··· SUPPLIED MATERIAL ···

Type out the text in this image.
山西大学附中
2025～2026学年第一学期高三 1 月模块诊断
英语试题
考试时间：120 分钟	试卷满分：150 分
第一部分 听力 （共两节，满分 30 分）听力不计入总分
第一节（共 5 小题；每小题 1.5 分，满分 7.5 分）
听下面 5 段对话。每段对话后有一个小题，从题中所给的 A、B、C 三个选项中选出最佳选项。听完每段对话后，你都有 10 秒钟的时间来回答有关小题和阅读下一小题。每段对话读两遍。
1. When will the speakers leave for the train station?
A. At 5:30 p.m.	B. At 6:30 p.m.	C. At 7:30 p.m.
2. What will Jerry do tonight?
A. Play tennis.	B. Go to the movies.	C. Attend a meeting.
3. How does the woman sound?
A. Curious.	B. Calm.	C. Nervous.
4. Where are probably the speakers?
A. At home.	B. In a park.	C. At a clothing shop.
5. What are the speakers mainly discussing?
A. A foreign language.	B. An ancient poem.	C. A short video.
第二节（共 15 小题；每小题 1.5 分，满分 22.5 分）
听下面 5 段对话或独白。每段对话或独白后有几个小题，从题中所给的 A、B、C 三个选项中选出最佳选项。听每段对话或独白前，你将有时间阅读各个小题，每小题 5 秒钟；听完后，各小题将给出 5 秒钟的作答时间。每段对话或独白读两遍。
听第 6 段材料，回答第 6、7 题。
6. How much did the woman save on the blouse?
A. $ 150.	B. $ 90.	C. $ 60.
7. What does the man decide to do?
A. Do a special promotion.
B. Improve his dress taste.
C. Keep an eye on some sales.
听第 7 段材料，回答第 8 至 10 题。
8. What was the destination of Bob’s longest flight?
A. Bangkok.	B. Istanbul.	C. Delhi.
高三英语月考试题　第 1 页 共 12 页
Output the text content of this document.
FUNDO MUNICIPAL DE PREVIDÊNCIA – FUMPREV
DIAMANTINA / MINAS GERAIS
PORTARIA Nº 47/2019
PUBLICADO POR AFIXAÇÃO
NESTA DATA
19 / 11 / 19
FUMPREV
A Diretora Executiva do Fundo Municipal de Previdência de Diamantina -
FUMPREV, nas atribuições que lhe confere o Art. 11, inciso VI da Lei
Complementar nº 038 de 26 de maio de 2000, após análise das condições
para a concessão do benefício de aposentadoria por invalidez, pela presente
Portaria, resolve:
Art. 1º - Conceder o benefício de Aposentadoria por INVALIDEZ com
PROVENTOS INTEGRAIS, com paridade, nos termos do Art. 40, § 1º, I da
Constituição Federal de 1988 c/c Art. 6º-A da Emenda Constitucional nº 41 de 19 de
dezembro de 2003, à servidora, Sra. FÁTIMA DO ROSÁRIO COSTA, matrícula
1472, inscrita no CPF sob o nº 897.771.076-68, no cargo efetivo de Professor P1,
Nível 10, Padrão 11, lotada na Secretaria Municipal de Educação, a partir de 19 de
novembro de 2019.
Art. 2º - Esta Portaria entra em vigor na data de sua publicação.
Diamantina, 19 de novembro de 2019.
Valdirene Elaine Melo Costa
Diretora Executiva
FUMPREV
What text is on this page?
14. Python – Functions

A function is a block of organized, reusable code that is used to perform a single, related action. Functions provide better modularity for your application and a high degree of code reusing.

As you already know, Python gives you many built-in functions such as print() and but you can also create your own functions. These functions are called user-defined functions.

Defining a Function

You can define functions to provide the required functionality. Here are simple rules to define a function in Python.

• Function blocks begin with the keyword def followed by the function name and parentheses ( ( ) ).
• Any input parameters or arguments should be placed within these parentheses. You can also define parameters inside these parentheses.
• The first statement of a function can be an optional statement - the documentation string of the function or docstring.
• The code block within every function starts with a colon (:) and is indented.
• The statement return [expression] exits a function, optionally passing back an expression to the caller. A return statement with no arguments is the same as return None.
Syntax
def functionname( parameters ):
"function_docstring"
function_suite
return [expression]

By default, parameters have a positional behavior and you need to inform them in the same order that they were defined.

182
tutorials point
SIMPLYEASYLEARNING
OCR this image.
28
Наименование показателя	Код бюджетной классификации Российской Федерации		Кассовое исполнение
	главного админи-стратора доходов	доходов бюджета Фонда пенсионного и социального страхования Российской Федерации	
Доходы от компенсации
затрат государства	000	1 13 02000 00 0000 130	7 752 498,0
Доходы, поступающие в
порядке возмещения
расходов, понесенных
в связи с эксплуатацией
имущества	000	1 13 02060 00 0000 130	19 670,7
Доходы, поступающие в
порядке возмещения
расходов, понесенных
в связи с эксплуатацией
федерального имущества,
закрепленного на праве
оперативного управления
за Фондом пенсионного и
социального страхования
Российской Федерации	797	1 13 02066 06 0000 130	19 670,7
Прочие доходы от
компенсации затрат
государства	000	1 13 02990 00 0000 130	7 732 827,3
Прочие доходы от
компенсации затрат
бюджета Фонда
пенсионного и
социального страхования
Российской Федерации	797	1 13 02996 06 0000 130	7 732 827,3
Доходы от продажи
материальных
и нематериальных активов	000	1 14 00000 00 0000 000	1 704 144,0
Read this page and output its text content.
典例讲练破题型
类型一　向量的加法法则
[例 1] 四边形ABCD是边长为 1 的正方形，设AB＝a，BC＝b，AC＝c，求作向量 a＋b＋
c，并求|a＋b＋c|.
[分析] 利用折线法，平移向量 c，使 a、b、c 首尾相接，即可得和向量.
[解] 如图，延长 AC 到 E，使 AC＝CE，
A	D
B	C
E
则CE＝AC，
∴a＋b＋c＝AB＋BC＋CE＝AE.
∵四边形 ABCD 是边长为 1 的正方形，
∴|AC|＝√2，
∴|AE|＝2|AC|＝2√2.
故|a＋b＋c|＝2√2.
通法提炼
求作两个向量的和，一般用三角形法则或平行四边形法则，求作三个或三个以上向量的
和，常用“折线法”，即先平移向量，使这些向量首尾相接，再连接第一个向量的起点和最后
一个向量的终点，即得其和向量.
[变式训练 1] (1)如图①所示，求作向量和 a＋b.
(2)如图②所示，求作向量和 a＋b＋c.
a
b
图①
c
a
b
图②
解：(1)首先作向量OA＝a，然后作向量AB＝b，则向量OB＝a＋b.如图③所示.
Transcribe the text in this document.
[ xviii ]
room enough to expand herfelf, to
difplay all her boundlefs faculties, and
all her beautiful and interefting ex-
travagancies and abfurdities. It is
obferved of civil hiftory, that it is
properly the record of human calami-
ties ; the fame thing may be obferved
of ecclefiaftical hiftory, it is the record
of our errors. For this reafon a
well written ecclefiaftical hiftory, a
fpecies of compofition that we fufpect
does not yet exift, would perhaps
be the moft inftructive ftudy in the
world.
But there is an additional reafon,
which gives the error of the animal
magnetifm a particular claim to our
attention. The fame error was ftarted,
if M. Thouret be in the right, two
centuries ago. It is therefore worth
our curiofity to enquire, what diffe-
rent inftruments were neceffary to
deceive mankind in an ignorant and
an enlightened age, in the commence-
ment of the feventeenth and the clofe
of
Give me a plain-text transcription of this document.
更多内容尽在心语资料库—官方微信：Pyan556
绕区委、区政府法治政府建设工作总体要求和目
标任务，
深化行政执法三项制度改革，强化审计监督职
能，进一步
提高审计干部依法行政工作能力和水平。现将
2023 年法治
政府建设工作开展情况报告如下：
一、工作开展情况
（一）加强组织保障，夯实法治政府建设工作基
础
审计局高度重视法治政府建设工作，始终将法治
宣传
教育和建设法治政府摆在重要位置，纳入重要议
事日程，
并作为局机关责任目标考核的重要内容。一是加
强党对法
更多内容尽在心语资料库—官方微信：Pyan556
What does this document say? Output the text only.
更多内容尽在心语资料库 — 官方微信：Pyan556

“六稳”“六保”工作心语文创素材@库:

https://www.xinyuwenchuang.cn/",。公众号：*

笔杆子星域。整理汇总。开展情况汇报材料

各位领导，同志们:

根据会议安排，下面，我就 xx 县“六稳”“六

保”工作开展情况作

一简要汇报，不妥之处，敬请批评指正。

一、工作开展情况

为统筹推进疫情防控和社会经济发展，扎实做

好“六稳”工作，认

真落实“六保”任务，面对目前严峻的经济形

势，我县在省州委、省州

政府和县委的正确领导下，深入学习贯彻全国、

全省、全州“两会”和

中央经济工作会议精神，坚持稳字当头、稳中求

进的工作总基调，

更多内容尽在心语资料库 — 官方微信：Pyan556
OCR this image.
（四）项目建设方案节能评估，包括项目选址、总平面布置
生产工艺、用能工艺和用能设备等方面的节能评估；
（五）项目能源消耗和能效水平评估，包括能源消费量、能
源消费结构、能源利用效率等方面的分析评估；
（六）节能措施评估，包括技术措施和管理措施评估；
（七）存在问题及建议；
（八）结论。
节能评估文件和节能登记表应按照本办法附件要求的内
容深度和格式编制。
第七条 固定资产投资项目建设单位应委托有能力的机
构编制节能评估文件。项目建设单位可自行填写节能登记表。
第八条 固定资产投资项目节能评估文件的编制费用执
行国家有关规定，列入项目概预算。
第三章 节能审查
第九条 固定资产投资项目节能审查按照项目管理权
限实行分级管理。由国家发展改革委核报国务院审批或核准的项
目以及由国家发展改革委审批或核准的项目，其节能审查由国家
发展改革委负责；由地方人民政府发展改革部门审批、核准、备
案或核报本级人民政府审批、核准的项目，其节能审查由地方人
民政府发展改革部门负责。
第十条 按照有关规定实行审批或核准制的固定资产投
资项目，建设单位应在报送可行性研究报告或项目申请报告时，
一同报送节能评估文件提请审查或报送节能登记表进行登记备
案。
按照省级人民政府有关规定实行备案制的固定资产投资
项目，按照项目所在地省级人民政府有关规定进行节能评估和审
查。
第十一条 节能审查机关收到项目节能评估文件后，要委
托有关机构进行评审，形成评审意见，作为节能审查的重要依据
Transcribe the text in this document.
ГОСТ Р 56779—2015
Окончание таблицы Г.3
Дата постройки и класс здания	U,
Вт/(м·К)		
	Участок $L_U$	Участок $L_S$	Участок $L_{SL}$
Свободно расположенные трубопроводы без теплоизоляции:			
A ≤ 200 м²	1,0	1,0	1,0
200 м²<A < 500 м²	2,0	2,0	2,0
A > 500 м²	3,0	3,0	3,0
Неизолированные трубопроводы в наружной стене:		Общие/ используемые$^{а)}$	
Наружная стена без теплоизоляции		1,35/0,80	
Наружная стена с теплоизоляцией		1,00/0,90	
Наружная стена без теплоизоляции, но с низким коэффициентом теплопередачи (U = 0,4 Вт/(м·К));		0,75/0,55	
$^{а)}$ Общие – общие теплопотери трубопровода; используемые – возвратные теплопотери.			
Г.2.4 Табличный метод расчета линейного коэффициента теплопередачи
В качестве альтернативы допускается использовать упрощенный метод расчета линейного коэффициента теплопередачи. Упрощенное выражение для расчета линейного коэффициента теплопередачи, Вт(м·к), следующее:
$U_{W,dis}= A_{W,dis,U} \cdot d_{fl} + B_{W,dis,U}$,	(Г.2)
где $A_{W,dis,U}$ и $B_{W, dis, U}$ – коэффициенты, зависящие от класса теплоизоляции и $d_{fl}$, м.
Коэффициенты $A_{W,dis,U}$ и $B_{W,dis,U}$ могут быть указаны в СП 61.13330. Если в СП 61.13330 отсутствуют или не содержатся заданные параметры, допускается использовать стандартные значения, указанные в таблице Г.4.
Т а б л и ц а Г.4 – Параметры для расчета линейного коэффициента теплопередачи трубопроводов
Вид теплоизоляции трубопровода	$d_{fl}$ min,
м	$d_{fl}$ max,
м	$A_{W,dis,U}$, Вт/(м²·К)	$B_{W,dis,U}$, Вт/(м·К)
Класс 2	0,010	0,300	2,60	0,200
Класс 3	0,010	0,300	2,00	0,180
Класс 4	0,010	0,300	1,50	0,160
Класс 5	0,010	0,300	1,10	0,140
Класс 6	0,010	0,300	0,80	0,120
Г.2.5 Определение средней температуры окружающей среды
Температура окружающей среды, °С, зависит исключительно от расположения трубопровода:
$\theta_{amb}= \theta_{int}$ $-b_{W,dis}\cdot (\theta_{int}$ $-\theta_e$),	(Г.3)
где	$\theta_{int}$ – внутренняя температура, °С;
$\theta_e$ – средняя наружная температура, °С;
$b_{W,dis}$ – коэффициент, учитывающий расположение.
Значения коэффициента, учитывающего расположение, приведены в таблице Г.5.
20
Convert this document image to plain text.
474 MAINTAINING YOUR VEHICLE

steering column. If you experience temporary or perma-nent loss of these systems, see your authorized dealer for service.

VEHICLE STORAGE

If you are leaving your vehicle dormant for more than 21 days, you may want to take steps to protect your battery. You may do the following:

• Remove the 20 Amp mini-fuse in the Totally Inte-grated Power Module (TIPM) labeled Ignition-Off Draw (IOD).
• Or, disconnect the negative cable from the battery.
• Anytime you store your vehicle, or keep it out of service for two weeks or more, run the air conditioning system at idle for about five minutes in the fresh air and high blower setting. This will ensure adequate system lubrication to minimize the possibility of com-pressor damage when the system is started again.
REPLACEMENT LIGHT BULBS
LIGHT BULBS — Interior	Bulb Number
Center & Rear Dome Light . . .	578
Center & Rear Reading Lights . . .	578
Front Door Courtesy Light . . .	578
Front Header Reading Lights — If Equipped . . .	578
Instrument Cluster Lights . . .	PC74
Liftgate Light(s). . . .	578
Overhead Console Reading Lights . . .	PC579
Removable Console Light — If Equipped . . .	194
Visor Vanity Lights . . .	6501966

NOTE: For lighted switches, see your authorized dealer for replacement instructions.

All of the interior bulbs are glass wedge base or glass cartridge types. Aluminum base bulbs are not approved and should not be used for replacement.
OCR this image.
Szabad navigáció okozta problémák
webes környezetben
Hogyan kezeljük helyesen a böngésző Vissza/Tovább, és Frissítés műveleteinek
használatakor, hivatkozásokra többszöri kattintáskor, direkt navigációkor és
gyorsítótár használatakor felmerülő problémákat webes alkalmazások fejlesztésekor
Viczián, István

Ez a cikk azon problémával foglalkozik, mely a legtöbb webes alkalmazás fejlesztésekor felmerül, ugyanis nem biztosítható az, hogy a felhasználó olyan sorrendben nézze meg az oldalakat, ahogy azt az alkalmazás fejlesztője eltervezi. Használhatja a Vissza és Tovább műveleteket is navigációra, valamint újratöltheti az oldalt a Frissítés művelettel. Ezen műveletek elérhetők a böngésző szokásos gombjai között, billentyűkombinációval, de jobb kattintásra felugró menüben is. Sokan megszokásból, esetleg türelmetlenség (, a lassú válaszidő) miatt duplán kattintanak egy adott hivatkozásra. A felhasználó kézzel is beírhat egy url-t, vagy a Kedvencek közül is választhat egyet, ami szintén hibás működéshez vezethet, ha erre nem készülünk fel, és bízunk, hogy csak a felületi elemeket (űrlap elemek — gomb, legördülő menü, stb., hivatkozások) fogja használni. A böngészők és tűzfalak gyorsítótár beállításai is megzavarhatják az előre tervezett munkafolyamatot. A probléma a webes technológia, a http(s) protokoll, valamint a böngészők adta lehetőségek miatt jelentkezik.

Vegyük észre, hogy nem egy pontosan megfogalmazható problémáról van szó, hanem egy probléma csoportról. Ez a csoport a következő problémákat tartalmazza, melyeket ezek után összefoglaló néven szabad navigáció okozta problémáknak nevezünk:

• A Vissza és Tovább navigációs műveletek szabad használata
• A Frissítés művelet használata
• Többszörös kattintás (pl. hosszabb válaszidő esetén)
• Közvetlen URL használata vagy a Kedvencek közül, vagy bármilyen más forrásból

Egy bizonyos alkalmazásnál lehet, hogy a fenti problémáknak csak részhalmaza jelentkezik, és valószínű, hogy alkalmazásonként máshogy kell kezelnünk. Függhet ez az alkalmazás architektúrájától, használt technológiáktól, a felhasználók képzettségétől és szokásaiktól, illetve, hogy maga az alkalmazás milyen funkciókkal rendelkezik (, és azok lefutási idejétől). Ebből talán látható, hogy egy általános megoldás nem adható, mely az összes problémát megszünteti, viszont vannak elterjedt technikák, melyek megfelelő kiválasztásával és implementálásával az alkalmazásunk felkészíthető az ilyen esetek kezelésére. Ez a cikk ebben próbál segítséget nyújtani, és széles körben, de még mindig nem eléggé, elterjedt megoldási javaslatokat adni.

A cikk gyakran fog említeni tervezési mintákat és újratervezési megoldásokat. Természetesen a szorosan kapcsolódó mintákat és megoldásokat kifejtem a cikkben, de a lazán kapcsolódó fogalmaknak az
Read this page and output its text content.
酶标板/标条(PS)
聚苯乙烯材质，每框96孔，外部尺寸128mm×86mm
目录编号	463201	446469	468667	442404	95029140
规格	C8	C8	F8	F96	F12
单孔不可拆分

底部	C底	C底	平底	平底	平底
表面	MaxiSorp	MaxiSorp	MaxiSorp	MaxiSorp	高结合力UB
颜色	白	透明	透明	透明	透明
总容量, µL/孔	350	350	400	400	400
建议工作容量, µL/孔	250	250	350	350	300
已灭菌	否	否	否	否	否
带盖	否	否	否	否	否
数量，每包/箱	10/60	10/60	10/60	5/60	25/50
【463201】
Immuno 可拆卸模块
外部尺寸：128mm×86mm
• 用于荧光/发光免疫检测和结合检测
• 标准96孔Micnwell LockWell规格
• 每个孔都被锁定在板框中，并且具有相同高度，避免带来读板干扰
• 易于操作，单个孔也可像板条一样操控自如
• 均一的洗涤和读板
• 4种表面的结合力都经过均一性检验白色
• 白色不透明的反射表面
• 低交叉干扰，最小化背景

···

◆ **SHORT PROBLEM**: Take every line from the data that contains the word "code".

◆ **ANSWER TO THIS EXERCISE**:
A function is a block of organized, reusable code that is used to perform a single, related action. Functions provide better modularity for your application and a high degree of code reusing.
• The code block within every function starts with a colon (:) and is indented.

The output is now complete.